### EXERCISE
Reproduce each of the following lines verbatim, keeping their order and wording unchanged.

Labeled region entries:
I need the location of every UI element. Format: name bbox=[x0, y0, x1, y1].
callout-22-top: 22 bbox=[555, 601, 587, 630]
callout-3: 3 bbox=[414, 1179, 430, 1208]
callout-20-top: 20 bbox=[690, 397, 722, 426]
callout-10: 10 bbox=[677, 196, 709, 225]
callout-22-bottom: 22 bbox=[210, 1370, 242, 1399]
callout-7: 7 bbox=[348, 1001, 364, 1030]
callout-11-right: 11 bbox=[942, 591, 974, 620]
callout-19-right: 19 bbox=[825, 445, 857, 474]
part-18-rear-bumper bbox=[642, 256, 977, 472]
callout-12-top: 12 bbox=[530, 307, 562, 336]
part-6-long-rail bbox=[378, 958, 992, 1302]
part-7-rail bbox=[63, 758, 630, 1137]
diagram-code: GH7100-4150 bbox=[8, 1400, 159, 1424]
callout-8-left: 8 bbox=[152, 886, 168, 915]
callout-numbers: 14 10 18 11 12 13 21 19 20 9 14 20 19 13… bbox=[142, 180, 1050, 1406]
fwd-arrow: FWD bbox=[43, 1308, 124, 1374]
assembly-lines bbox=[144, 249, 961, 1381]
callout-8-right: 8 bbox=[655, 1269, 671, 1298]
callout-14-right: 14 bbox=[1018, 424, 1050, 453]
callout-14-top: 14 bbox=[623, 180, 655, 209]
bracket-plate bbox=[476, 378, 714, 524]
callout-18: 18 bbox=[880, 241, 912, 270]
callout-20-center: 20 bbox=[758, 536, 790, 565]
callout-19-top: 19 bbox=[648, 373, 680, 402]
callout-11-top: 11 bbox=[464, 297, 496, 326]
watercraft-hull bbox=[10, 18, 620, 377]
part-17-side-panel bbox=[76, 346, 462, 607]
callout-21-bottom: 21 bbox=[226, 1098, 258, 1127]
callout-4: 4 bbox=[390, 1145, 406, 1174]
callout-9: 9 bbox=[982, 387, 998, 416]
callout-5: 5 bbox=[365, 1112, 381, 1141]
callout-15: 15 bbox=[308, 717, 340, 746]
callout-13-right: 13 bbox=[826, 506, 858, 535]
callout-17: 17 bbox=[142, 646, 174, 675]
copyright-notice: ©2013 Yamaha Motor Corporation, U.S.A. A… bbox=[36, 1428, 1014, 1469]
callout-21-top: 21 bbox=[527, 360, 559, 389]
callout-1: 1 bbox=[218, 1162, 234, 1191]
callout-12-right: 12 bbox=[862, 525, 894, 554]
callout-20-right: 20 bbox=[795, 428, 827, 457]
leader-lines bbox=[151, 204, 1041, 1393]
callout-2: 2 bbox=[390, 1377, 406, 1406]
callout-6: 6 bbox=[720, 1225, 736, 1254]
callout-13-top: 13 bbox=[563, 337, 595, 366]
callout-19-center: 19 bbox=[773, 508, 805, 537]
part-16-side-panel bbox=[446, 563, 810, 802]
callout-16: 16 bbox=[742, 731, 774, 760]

### REPLY TO THE TASK
I need the location of every UI element. Format: name bbox=[x0, y0, x1, y1].
callout-22-top: 22 bbox=[555, 601, 587, 630]
callout-3: 3 bbox=[414, 1179, 430, 1208]
callout-20-top: 20 bbox=[690, 397, 722, 426]
callout-10: 10 bbox=[677, 196, 709, 225]
callout-22-bottom: 22 bbox=[210, 1370, 242, 1399]
callout-7: 7 bbox=[348, 1001, 364, 1030]
callout-11-right: 11 bbox=[942, 591, 974, 620]
callout-19-right: 19 bbox=[825, 445, 857, 474]
part-18-rear-bumper bbox=[642, 256, 977, 472]
callout-12-top: 12 bbox=[530, 307, 562, 336]
part-6-long-rail bbox=[378, 958, 992, 1302]
part-7-rail bbox=[63, 758, 630, 1137]
diagram-code: GH7100-4150 bbox=[8, 1400, 159, 1424]
callout-8-left: 8 bbox=[152, 886, 168, 915]
callout-numbers: 14 10 18 11 12 13 21 19 20 9 14 20 19 13… bbox=[142, 180, 1050, 1406]
fwd-arrow: FWD bbox=[43, 1308, 124, 1374]
assembly-lines bbox=[144, 249, 961, 1381]
callout-8-right: 8 bbox=[655, 1269, 671, 1298]
callout-14-right: 14 bbox=[1018, 424, 1050, 453]
callout-14-top: 14 bbox=[623, 180, 655, 209]
bracket-plate bbox=[476, 378, 714, 524]
callout-18: 18 bbox=[880, 241, 912, 270]
callout-20-center: 20 bbox=[758, 536, 790, 565]
callout-19-top: 19 bbox=[648, 373, 680, 402]
callout-11-top: 11 bbox=[464, 297, 496, 326]
watercraft-hull bbox=[10, 18, 620, 377]
part-17-side-panel bbox=[76, 346, 462, 607]
callout-21-bottom: 21 bbox=[226, 1098, 258, 1127]
callout-4: 4 bbox=[390, 1145, 406, 1174]
callout-9: 9 bbox=[982, 387, 998, 416]
callout-5: 5 bbox=[365, 1112, 381, 1141]
callout-15: 15 bbox=[308, 717, 340, 746]
callout-13-right: 13 bbox=[826, 506, 858, 535]
callout-17: 17 bbox=[142, 646, 174, 675]
copyright-notice: ©2013 Yamaha Motor Corporation, U.S.A. A… bbox=[36, 1428, 1014, 1469]
callout-21-top: 21 bbox=[527, 360, 559, 389]
callout-1: 1 bbox=[218, 1162, 234, 1191]
callout-12-right: 12 bbox=[862, 525, 894, 554]
callout-20-right: 20 bbox=[795, 428, 827, 457]
leader-lines bbox=[151, 204, 1041, 1393]
callout-2: 2 bbox=[390, 1377, 406, 1406]
callout-6: 6 bbox=[720, 1225, 736, 1254]
callout-13-top: 13 bbox=[563, 337, 595, 366]
callout-19-center: 19 bbox=[773, 508, 805, 537]
part-16-side-panel bbox=[446, 563, 810, 802]
callout-16: 16 bbox=[742, 731, 774, 760]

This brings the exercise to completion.